--- To be done ---
Write the records below out again exactly as given, with no images.

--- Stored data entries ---
:::

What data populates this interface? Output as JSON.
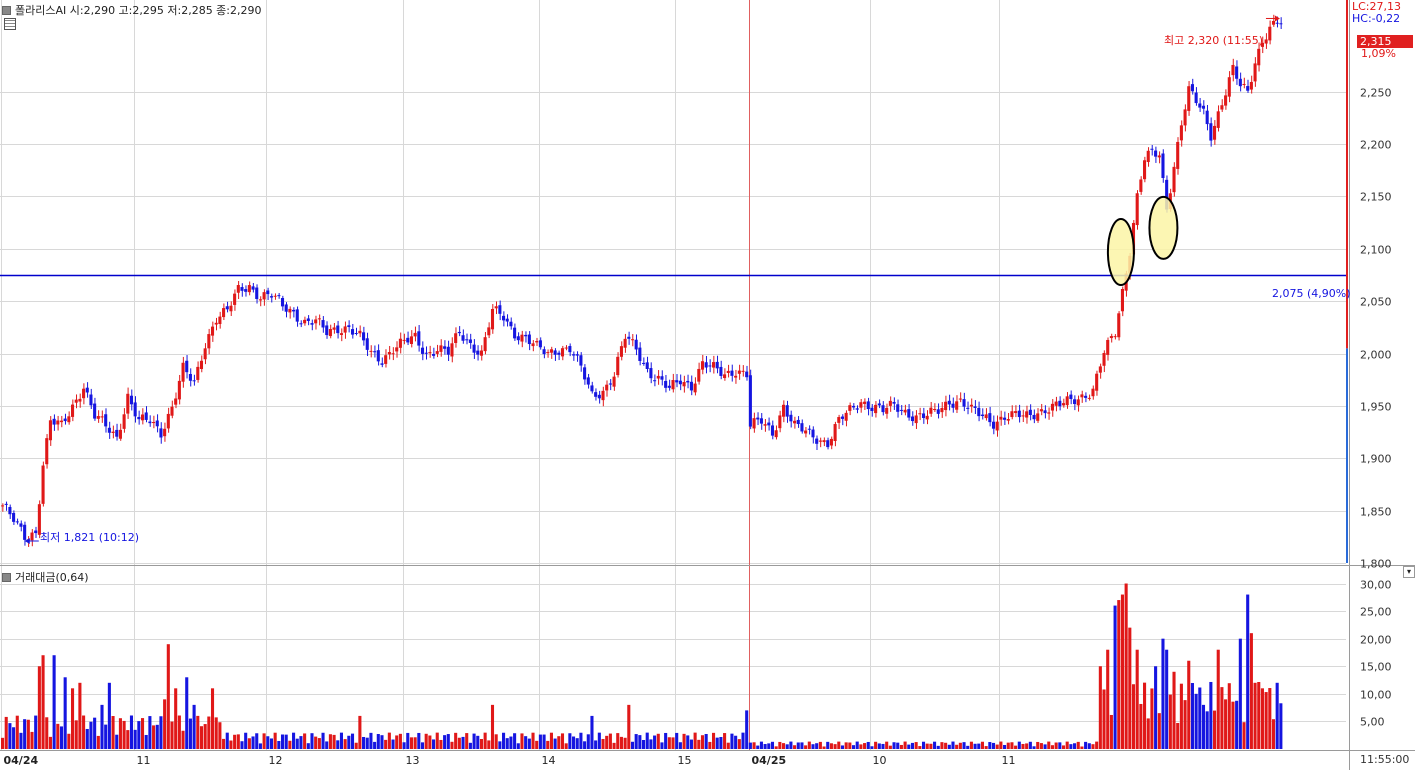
{
  "header": {
    "price_title": "폴라리스AI 시:2,290 고:2,295 저:2,285 종:2,290",
    "volume_title": "거래대금(0,64)"
  },
  "right_panel": {
    "lc": "LC:27,13",
    "hc": "HC:-0,22",
    "last_price": "2,315",
    "last_change": "1,09%",
    "time": "11:55:00"
  },
  "annotations": {
    "high": "최고 2,320 (11:55)",
    "low": "최저 1,821 (10:12)",
    "hline": "2,075 (4,90%)"
  },
  "colors": {
    "up": "#e01818",
    "down": "#1515e0",
    "hline": "#0000cc",
    "grid": "#d8d8d8",
    "divider": "#e06060",
    "marker_fill": "#fbf4a6"
  },
  "chart_data": {
    "type": "candlestick",
    "price": {
      "ylim": [
        1800,
        2330
      ],
      "y_ticks": [
        "1,800",
        "1,850",
        "1,900",
        "1,950",
        "2,000",
        "2,050",
        "2,100",
        "2,150",
        "2,200",
        "2,250"
      ],
      "hline_value": 2075,
      "high": {
        "value": 2320,
        "time": "11:55"
      },
      "low": {
        "value": 1821,
        "time": "10:12"
      },
      "close_series": [
        [
          0,
          1855
        ],
        [
          3,
          1840
        ],
        [
          6,
          1825
        ],
        [
          9,
          1830
        ],
        [
          11,
          1895
        ],
        [
          13,
          1935
        ],
        [
          16,
          1930
        ],
        [
          19,
          1950
        ],
        [
          22,
          1970
        ],
        [
          25,
          1940
        ],
        [
          28,
          1930
        ],
        [
          31,
          1920
        ],
        [
          34,
          1960
        ],
        [
          37,
          1935
        ],
        [
          40,
          1935
        ],
        [
          43,
          1925
        ],
        [
          46,
          1950
        ],
        [
          49,
          1985
        ],
        [
          52,
          1970
        ],
        [
          55,
          2010
        ],
        [
          58,
          2035
        ],
        [
          61,
          2040
        ],
        [
          64,
          2060
        ],
        [
          67,
          2065
        ],
        [
          70,
          2055
        ],
        [
          73,
          2055
        ],
        [
          76,
          2045
        ],
        [
          79,
          2040
        ],
        [
          82,
          2030
        ],
        [
          85,
          2030
        ],
        [
          88,
          2020
        ],
        [
          91,
          2025
        ],
        [
          94,
          2025
        ],
        [
          97,
          2015
        ],
        [
          100,
          2000
        ],
        [
          103,
          1995
        ],
        [
          106,
          2005
        ],
        [
          109,
          2010
        ],
        [
          112,
          2015
        ],
        [
          115,
          2000
        ],
        [
          118,
          2005
        ],
        [
          121,
          2000
        ],
        [
          124,
          2020
        ],
        [
          127,
          2010
        ],
        [
          130,
          2000
        ],
        [
          133,
          2040
        ],
        [
          136,
          2035
        ],
        [
          139,
          2020
        ],
        [
          142,
          2015
        ],
        [
          145,
          2005
        ],
        [
          148,
          2000
        ],
        [
          151,
          2005
        ],
        [
          154,
          2005
        ],
        [
          157,
          1985
        ],
        [
          160,
          1960
        ],
        [
          163,
          1965
        ],
        [
          166,
          1980
        ],
        [
          169,
          2015
        ],
        [
          172,
          2005
        ],
        [
          175,
          1985
        ],
        [
          178,
          1975
        ],
        [
          181,
          1965
        ],
        [
          184,
          1975
        ],
        [
          187,
          1970
        ],
        [
          190,
          1990
        ],
        [
          193,
          1985
        ],
        [
          196,
          1980
        ],
        [
          199,
          1985
        ],
        [
          202,
          1980
        ],
        [
          203,
          1930
        ],
        [
          206,
          1935
        ],
        [
          209,
          1925
        ],
        [
          212,
          1950
        ],
        [
          215,
          1930
        ],
        [
          218,
          1925
        ],
        [
          221,
          1920
        ],
        [
          224,
          1915
        ],
        [
          227,
          1935
        ],
        [
          230,
          1945
        ],
        [
          233,
          1955
        ],
        [
          236,
          1950
        ],
        [
          239,
          1945
        ],
        [
          242,
          1950
        ],
        [
          245,
          1945
        ],
        [
          248,
          1940
        ],
        [
          251,
          1940
        ],
        [
          254,
          1945
        ],
        [
          257,
          1955
        ],
        [
          260,
          1955
        ],
        [
          263,
          1945
        ],
        [
          266,
          1940
        ],
        [
          269,
          1935
        ],
        [
          272,
          1940
        ],
        [
          275,
          1940
        ],
        [
          278,
          1940
        ],
        [
          281,
          1945
        ],
        [
          284,
          1948
        ],
        [
          287,
          1950
        ],
        [
          290,
          1955
        ],
        [
          293,
          1960
        ],
        [
          296,
          1965
        ],
        [
          299,
          2000
        ],
        [
          302,
          2020
        ],
        [
          304,
          2060
        ],
        [
          306,
          2100
        ],
        [
          308,
          2150
        ],
        [
          310,
          2185
        ],
        [
          312,
          2190
        ],
        [
          314,
          2190
        ],
        [
          316,
          2140
        ],
        [
          318,
          2180
        ],
        [
          320,
          2220
        ],
        [
          322,
          2250
        ],
        [
          324,
          2240
        ],
        [
          326,
          2230
        ],
        [
          328,
          2210
        ],
        [
          330,
          2230
        ],
        [
          332,
          2250
        ],
        [
          334,
          2270
        ],
        [
          336,
          2255
        ],
        [
          338,
          2250
        ],
        [
          340,
          2280
        ],
        [
          342,
          2300
        ],
        [
          344,
          2310
        ],
        [
          346,
          2315
        ],
        [
          347,
          2315
        ]
      ],
      "volume_spikes": [
        [
          10,
          15
        ],
        [
          11,
          17
        ],
        [
          14,
          17
        ],
        [
          17,
          13
        ],
        [
          19,
          11
        ],
        [
          21,
          12
        ],
        [
          27,
          8
        ],
        [
          29,
          12
        ],
        [
          44,
          9
        ],
        [
          45,
          19
        ],
        [
          47,
          11
        ],
        [
          50,
          13
        ],
        [
          52,
          8
        ],
        [
          57,
          11
        ],
        [
          97,
          6
        ],
        [
          133,
          8
        ],
        [
          160,
          6
        ],
        [
          170,
          8
        ],
        [
          202,
          7
        ],
        [
          298,
          15
        ],
        [
          300,
          18
        ],
        [
          302,
          26
        ],
        [
          303,
          27
        ],
        [
          304,
          28
        ],
        [
          305,
          30
        ],
        [
          306,
          22
        ],
        [
          308,
          18
        ],
        [
          313,
          15
        ],
        [
          315,
          20
        ],
        [
          316,
          18
        ],
        [
          318,
          14
        ],
        [
          322,
          16
        ],
        [
          324,
          10
        ],
        [
          326,
          8
        ],
        [
          330,
          18
        ],
        [
          332,
          9
        ],
        [
          336,
          20
        ],
        [
          338,
          28
        ],
        [
          339,
          21
        ],
        [
          340,
          12
        ],
        [
          342,
          11
        ]
      ]
    },
    "volume": {
      "ylim": [
        0,
        31
      ],
      "y_ticks": [
        "5,00",
        "10,00",
        "15,00",
        "20,00",
        "25,00",
        "30,00"
      ]
    },
    "x_labels": [
      "04/24",
      "11",
      "12",
      "13",
      "14",
      "15",
      "04/25",
      "10",
      "11"
    ]
  }
}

:::

--- Task output ---
What data populates this interface? Output as JSON.
{
  "header": {
    "price_title": "폴라리스AI 시:2,290 고:2,295 저:2,285 종:2,290",
    "volume_title": "거래대금(0,64)"
  },
  "right_panel": {
    "lc": "LC:27,13",
    "hc": "HC:-0,22",
    "last_price": "2,315",
    "last_change": "1,09%",
    "time": "11:55:00"
  },
  "annotations": {
    "high": "최고 2,320 (11:55)",
    "low": "최저 1,821 (10:12)",
    "hline": "2,075 (4,90%)"
  },
  "colors": {
    "up": "#e01818",
    "down": "#1515e0",
    "hline": "#0000cc",
    "grid": "#d8d8d8",
    "divider": "#e06060",
    "marker_fill": "#fbf4a6"
  },
  "chart_data": {
    "type": "candlestick",
    "price": {
      "ylim": [
        1800,
        2330
      ],
      "y_ticks": [
        "1,800",
        "1,850",
        "1,900",
        "1,950",
        "2,000",
        "2,050",
        "2,100",
        "2,150",
        "2,200",
        "2,250"
      ],
      "hline_value": 2075,
      "high": {
        "value": 2320,
        "time": "11:55"
      },
      "low": {
        "value": 1821,
        "time": "10:12"
      },
      "close_series": [
        [
          0,
          1855
        ],
        [
          3,
          1840
        ],
        [
          6,
          1825
        ],
        [
          9,
          1830
        ],
        [
          11,
          1895
        ],
        [
          13,
          1935
        ],
        [
          16,
          1930
        ],
        [
          19,
          1950
        ],
        [
          22,
          1970
        ],
        [
          25,
          1940
        ],
        [
          28,
          1930
        ],
        [
          31,
          1920
        ],
        [
          34,
          1960
        ],
        [
          37,
          1935
        ],
        [
          40,
          1935
        ],
        [
          43,
          1925
        ],
        [
          46,
          1950
        ],
        [
          49,
          1985
        ],
        [
          52,
          1970
        ],
        [
          55,
          2010
        ],
        [
          58,
          2035
        ],
        [
          61,
          2040
        ],
        [
          64,
          2060
        ],
        [
          67,
          2065
        ],
        [
          70,
          2055
        ],
        [
          73,
          2055
        ],
        [
          76,
          2045
        ],
        [
          79,
          2040
        ],
        [
          82,
          2030
        ],
        [
          85,
          2030
        ],
        [
          88,
          2020
        ],
        [
          91,
          2025
        ],
        [
          94,
          2025
        ],
        [
          97,
          2015
        ],
        [
          100,
          2000
        ],
        [
          103,
          1995
        ],
        [
          106,
          2005
        ],
        [
          109,
          2010
        ],
        [
          112,
          2015
        ],
        [
          115,
          2000
        ],
        [
          118,
          2005
        ],
        [
          121,
          2000
        ],
        [
          124,
          2020
        ],
        [
          127,
          2010
        ],
        [
          130,
          2000
        ],
        [
          133,
          2040
        ],
        [
          136,
          2035
        ],
        [
          139,
          2020
        ],
        [
          142,
          2015
        ],
        [
          145,
          2005
        ],
        [
          148,
          2000
        ],
        [
          151,
          2005
        ],
        [
          154,
          2005
        ],
        [
          157,
          1985
        ],
        [
          160,
          1960
        ],
        [
          163,
          1965
        ],
        [
          166,
          1980
        ],
        [
          169,
          2015
        ],
        [
          172,
          2005
        ],
        [
          175,
          1985
        ],
        [
          178,
          1975
        ],
        [
          181,
          1965
        ],
        [
          184,
          1975
        ],
        [
          187,
          1970
        ],
        [
          190,
          1990
        ],
        [
          193,
          1985
        ],
        [
          196,
          1980
        ],
        [
          199,
          1985
        ],
        [
          202,
          1980
        ],
        [
          203,
          1930
        ],
        [
          206,
          1935
        ],
        [
          209,
          1925
        ],
        [
          212,
          1950
        ],
        [
          215,
          1930
        ],
        [
          218,
          1925
        ],
        [
          221,
          1920
        ],
        [
          224,
          1915
        ],
        [
          227,
          1935
        ],
        [
          230,
          1945
        ],
        [
          233,
          1955
        ],
        [
          236,
          1950
        ],
        [
          239,
          1945
        ],
        [
          242,
          1950
        ],
        [
          245,
          1945
        ],
        [
          248,
          1940
        ],
        [
          251,
          1940
        ],
        [
          254,
          1945
        ],
        [
          257,
          1955
        ],
        [
          260,
          1955
        ],
        [
          263,
          1945
        ],
        [
          266,
          1940
        ],
        [
          269,
          1935
        ],
        [
          272,
          1940
        ],
        [
          275,
          1940
        ],
        [
          278,
          1940
        ],
        [
          281,
          1945
        ],
        [
          284,
          1948
        ],
        [
          287,
          1950
        ],
        [
          290,
          1955
        ],
        [
          293,
          1960
        ],
        [
          296,
          1965
        ],
        [
          299,
          2000
        ],
        [
          302,
          2020
        ],
        [
          304,
          2060
        ],
        [
          306,
          2100
        ],
        [
          308,
          2150
        ],
        [
          310,
          2185
        ],
        [
          312,
          2190
        ],
        [
          314,
          2190
        ],
        [
          316,
          2140
        ],
        [
          318,
          2180
        ],
        [
          320,
          2220
        ],
        [
          322,
          2250
        ],
        [
          324,
          2240
        ],
        [
          326,
          2230
        ],
        [
          328,
          2210
        ],
        [
          330,
          2230
        ],
        [
          332,
          2250
        ],
        [
          334,
          2270
        ],
        [
          336,
          2255
        ],
        [
          338,
          2250
        ],
        [
          340,
          2280
        ],
        [
          342,
          2300
        ],
        [
          344,
          2310
        ],
        [
          346,
          2315
        ],
        [
          347,
          2315
        ]
      ],
      "volume_spikes": [
        [
          10,
          15
        ],
        [
          11,
          17
        ],
        [
          14,
          17
        ],
        [
          17,
          13
        ],
        [
          19,
          11
        ],
        [
          21,
          12
        ],
        [
          27,
          8
        ],
        [
          29,
          12
        ],
        [
          44,
          9
        ],
        [
          45,
          19
        ],
        [
          47,
          11
        ],
        [
          50,
          13
        ],
        [
          52,
          8
        ],
        [
          57,
          11
        ],
        [
          97,
          6
        ],
        [
          133,
          8
        ],
        [
          160,
          6
        ],
        [
          170,
          8
        ],
        [
          202,
          7
        ],
        [
          298,
          15
        ],
        [
          300,
          18
        ],
        [
          302,
          26
        ],
        [
          303,
          27
        ],
        [
          304,
          28
        ],
        [
          305,
          30
        ],
        [
          306,
          22
        ],
        [
          308,
          18
        ],
        [
          313,
          15
        ],
        [
          315,
          20
        ],
        [
          316,
          18
        ],
        [
          318,
          14
        ],
        [
          322,
          16
        ],
        [
          324,
          10
        ],
        [
          326,
          8
        ],
        [
          330,
          18
        ],
        [
          332,
          9
        ],
        [
          336,
          20
        ],
        [
          338,
          28
        ],
        [
          339,
          21
        ],
        [
          340,
          12
        ],
        [
          342,
          11
        ]
      ]
    },
    "volume": {
      "ylim": [
        0,
        31
      ],
      "y_ticks": [
        "5,00",
        "10,00",
        "15,00",
        "20,00",
        "25,00",
        "30,00"
      ]
    },
    "x_labels": [
      "04/24",
      "11",
      "12",
      "13",
      "14",
      "15",
      "04/25",
      "10",
      "11"
    ]
  }
}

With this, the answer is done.